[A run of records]
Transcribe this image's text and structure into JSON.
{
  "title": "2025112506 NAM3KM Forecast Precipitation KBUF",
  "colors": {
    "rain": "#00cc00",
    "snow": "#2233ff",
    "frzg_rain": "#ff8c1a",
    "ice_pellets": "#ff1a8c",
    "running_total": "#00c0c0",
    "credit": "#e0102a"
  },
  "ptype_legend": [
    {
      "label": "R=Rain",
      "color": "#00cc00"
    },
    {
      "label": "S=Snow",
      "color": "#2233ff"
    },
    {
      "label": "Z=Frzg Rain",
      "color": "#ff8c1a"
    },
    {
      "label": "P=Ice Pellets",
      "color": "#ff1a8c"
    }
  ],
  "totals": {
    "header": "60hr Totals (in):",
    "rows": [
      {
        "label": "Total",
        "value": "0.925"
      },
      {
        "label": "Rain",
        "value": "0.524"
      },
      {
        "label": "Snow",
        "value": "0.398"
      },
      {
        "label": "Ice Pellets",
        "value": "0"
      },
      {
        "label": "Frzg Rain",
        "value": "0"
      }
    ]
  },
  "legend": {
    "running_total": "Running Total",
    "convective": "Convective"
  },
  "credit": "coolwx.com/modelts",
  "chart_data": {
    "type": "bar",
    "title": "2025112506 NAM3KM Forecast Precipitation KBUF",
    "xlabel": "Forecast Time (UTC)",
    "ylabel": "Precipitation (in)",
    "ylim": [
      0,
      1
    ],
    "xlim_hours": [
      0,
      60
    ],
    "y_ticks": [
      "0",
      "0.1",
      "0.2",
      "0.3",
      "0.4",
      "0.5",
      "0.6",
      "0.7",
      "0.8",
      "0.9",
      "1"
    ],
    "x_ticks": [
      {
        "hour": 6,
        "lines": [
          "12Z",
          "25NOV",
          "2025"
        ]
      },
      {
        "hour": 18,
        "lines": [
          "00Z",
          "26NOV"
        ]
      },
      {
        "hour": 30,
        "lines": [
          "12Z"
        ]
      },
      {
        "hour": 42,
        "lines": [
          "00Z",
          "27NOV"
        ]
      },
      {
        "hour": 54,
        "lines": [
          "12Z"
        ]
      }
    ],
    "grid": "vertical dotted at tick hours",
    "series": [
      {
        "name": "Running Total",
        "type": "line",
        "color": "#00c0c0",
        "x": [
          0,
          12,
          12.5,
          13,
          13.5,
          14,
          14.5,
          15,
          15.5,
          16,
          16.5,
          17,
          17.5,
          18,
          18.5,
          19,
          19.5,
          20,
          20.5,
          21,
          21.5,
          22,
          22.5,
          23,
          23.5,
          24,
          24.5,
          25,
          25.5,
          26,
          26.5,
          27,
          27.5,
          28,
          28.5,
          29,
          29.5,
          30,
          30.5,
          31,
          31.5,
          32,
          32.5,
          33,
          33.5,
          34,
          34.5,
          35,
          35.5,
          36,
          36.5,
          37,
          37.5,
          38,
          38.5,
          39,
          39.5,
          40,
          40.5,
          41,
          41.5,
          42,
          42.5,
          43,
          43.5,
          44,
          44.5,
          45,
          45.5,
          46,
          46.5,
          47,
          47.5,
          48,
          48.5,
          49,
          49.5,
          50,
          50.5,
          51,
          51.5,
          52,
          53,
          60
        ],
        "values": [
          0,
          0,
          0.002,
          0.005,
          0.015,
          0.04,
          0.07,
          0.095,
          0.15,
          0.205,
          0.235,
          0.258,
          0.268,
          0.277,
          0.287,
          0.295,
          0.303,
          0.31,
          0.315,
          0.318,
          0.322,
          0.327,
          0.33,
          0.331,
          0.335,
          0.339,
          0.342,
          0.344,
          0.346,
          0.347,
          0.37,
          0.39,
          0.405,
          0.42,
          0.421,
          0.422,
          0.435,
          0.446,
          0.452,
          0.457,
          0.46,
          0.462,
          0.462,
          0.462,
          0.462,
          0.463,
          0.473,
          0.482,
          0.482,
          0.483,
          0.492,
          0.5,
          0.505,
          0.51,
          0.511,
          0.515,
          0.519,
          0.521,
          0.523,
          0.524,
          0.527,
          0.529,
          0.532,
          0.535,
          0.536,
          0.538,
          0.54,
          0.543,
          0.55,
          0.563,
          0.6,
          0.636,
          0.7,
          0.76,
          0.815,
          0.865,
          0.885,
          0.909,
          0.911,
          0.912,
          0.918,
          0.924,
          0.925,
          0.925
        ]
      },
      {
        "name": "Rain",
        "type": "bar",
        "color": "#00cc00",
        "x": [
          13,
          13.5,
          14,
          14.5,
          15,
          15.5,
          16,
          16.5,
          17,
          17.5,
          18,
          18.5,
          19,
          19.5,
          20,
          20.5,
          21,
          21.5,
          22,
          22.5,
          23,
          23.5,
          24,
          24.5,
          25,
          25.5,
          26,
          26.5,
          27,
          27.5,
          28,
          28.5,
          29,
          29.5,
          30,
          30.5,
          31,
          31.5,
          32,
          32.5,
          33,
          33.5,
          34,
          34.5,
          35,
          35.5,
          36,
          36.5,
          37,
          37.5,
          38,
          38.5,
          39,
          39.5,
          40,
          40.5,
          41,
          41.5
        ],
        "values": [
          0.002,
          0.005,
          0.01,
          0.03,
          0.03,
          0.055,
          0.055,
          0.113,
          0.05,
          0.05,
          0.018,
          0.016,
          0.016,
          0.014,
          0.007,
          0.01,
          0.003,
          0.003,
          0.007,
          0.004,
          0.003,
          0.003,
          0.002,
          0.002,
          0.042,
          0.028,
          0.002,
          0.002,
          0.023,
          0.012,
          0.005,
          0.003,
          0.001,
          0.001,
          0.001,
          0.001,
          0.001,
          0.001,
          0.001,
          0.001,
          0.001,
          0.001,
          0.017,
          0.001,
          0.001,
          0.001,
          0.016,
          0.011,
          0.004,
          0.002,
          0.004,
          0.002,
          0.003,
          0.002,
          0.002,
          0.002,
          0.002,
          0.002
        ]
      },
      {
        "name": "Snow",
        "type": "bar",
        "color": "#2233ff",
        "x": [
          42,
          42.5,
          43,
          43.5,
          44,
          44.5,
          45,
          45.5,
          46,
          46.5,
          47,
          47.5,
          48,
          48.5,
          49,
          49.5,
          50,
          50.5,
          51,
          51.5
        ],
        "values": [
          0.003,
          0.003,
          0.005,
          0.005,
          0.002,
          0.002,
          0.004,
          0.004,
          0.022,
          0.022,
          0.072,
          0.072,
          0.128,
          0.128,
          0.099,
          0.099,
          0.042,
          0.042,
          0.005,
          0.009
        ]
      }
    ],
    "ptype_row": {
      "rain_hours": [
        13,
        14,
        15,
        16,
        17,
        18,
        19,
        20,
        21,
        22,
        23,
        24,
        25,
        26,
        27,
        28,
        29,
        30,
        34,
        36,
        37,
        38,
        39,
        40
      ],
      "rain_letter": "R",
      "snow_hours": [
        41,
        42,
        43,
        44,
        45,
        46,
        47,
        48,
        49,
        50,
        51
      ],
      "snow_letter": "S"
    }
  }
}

● **The exercise**
Copy each line of the data above without altering a single character.

● **Result below**
Transcribe this image's text and structure into JSON.
{
  "title": "2025112506 NAM3KM Forecast Precipitation KBUF",
  "colors": {
    "rain": "#00cc00",
    "snow": "#2233ff",
    "frzg_rain": "#ff8c1a",
    "ice_pellets": "#ff1a8c",
    "running_total": "#00c0c0",
    "credit": "#e0102a"
  },
  "ptype_legend": [
    {
      "label": "R=Rain",
      "color": "#00cc00"
    },
    {
      "label": "S=Snow",
      "color": "#2233ff"
    },
    {
      "label": "Z=Frzg Rain",
      "color": "#ff8c1a"
    },
    {
      "label": "P=Ice Pellets",
      "color": "#ff1a8c"
    }
  ],
  "totals": {
    "header": "60hr Totals (in):",
    "rows": [
      {
        "label": "Total",
        "value": "0.925"
      },
      {
        "label": "Rain",
        "value": "0.524"
      },
      {
        "label": "Snow",
        "value": "0.398"
      },
      {
        "label": "Ice Pellets",
        "value": "0"
      },
      {
        "label": "Frzg Rain",
        "value": "0"
      }
    ]
  },
  "legend": {
    "running_total": "Running Total",
    "convective": "Convective"
  },
  "credit": "coolwx.com/modelts",
  "chart_data": {
    "type": "bar",
    "title": "2025112506 NAM3KM Forecast Precipitation KBUF",
    "xlabel": "Forecast Time (UTC)",
    "ylabel": "Precipitation (in)",
    "ylim": [
      0,
      1
    ],
    "xlim_hours": [
      0,
      60
    ],
    "y_ticks": [
      "0",
      "0.1",
      "0.2",
      "0.3",
      "0.4",
      "0.5",
      "0.6",
      "0.7",
      "0.8",
      "0.9",
      "1"
    ],
    "x_ticks": [
      {
        "hour": 6,
        "lines": [
          "12Z",
          "25NOV",
          "2025"
        ]
      },
      {
        "hour": 18,
        "lines": [
          "00Z",
          "26NOV"
        ]
      },
      {
        "hour": 30,
        "lines": [
          "12Z"
        ]
      },
      {
        "hour": 42,
        "lines": [
          "00Z",
          "27NOV"
        ]
      },
      {
        "hour": 54,
        "lines": [
          "12Z"
        ]
      }
    ],
    "grid": "vertical dotted at tick hours",
    "series": [
      {
        "name": "Running Total",
        "type": "line",
        "color": "#00c0c0",
        "x": [
          0,
          12,
          12.5,
          13,
          13.5,
          14,
          14.5,
          15,
          15.5,
          16,
          16.5,
          17,
          17.5,
          18,
          18.5,
          19,
          19.5,
          20,
          20.5,
          21,
          21.5,
          22,
          22.5,
          23,
          23.5,
          24,
          24.5,
          25,
          25.5,
          26,
          26.5,
          27,
          27.5,
          28,
          28.5,
          29,
          29.5,
          30,
          30.5,
          31,
          31.5,
          32,
          32.5,
          33,
          33.5,
          34,
          34.5,
          35,
          35.5,
          36,
          36.5,
          37,
          37.5,
          38,
          38.5,
          39,
          39.5,
          40,
          40.5,
          41,
          41.5,
          42,
          42.5,
          43,
          43.5,
          44,
          44.5,
          45,
          45.5,
          46,
          46.5,
          47,
          47.5,
          48,
          48.5,
          49,
          49.5,
          50,
          50.5,
          51,
          51.5,
          52,
          53,
          60
        ],
        "values": [
          0,
          0,
          0.002,
          0.005,
          0.015,
          0.04,
          0.07,
          0.095,
          0.15,
          0.205,
          0.235,
          0.258,
          0.268,
          0.277,
          0.287,
          0.295,
          0.303,
          0.31,
          0.315,
          0.318,
          0.322,
          0.327,
          0.33,
          0.331,
          0.335,
          0.339,
          0.342,
          0.344,
          0.346,
          0.347,
          0.37,
          0.39,
          0.405,
          0.42,
          0.421,
          0.422,
          0.435,
          0.446,
          0.452,
          0.457,
          0.46,
          0.462,
          0.462,
          0.462,
          0.462,
          0.463,
          0.473,
          0.482,
          0.482,
          0.483,
          0.492,
          0.5,
          0.505,
          0.51,
          0.511,
          0.515,
          0.519,
          0.521,
          0.523,
          0.524,
          0.527,
          0.529,
          0.532,
          0.535,
          0.536,
          0.538,
          0.54,
          0.543,
          0.55,
          0.563,
          0.6,
          0.636,
          0.7,
          0.76,
          0.815,
          0.865,
          0.885,
          0.909,
          0.911,
          0.912,
          0.918,
          0.924,
          0.925,
          0.925
        ]
      },
      {
        "name": "Rain",
        "type": "bar",
        "color": "#00cc00",
        "x": [
          13,
          13.5,
          14,
          14.5,
          15,
          15.5,
          16,
          16.5,
          17,
          17.5,
          18,
          18.5,
          19,
          19.5,
          20,
          20.5,
          21,
          21.5,
          22,
          22.5,
          23,
          23.5,
          24,
          24.5,
          25,
          25.5,
          26,
          26.5,
          27,
          27.5,
          28,
          28.5,
          29,
          29.5,
          30,
          30.5,
          31,
          31.5,
          32,
          32.5,
          33,
          33.5,
          34,
          34.5,
          35,
          35.5,
          36,
          36.5,
          37,
          37.5,
          38,
          38.5,
          39,
          39.5,
          40,
          40.5,
          41,
          41.5
        ],
        "values": [
          0.002,
          0.005,
          0.01,
          0.03,
          0.03,
          0.055,
          0.055,
          0.113,
          0.05,
          0.05,
          0.018,
          0.016,
          0.016,
          0.014,
          0.007,
          0.01,
          0.003,
          0.003,
          0.007,
          0.004,
          0.003,
          0.003,
          0.002,
          0.002,
          0.042,
          0.028,
          0.002,
          0.002,
          0.023,
          0.012,
          0.005,
          0.003,
          0.001,
          0.001,
          0.001,
          0.001,
          0.001,
          0.001,
          0.001,
          0.001,
          0.001,
          0.001,
          0.017,
          0.001,
          0.001,
          0.001,
          0.016,
          0.011,
          0.004,
          0.002,
          0.004,
          0.002,
          0.003,
          0.002,
          0.002,
          0.002,
          0.002,
          0.002
        ]
      },
      {
        "name": "Snow",
        "type": "bar",
        "color": "#2233ff",
        "x": [
          42,
          42.5,
          43,
          43.5,
          44,
          44.5,
          45,
          45.5,
          46,
          46.5,
          47,
          47.5,
          48,
          48.5,
          49,
          49.5,
          50,
          50.5,
          51,
          51.5
        ],
        "values": [
          0.003,
          0.003,
          0.005,
          0.005,
          0.002,
          0.002,
          0.004,
          0.004,
          0.022,
          0.022,
          0.072,
          0.072,
          0.128,
          0.128,
          0.099,
          0.099,
          0.042,
          0.042,
          0.005,
          0.009
        ]
      }
    ],
    "ptype_row": {
      "rain_hours": [
        13,
        14,
        15,
        16,
        17,
        18,
        19,
        20,
        21,
        22,
        23,
        24,
        25,
        26,
        27,
        28,
        29,
        30,
        34,
        36,
        37,
        38,
        39,
        40
      ],
      "rain_letter": "R",
      "snow_hours": [
        41,
        42,
        43,
        44,
        45,
        46,
        47,
        48,
        49,
        50,
        51
      ],
      "snow_letter": "S"
    }
  }
}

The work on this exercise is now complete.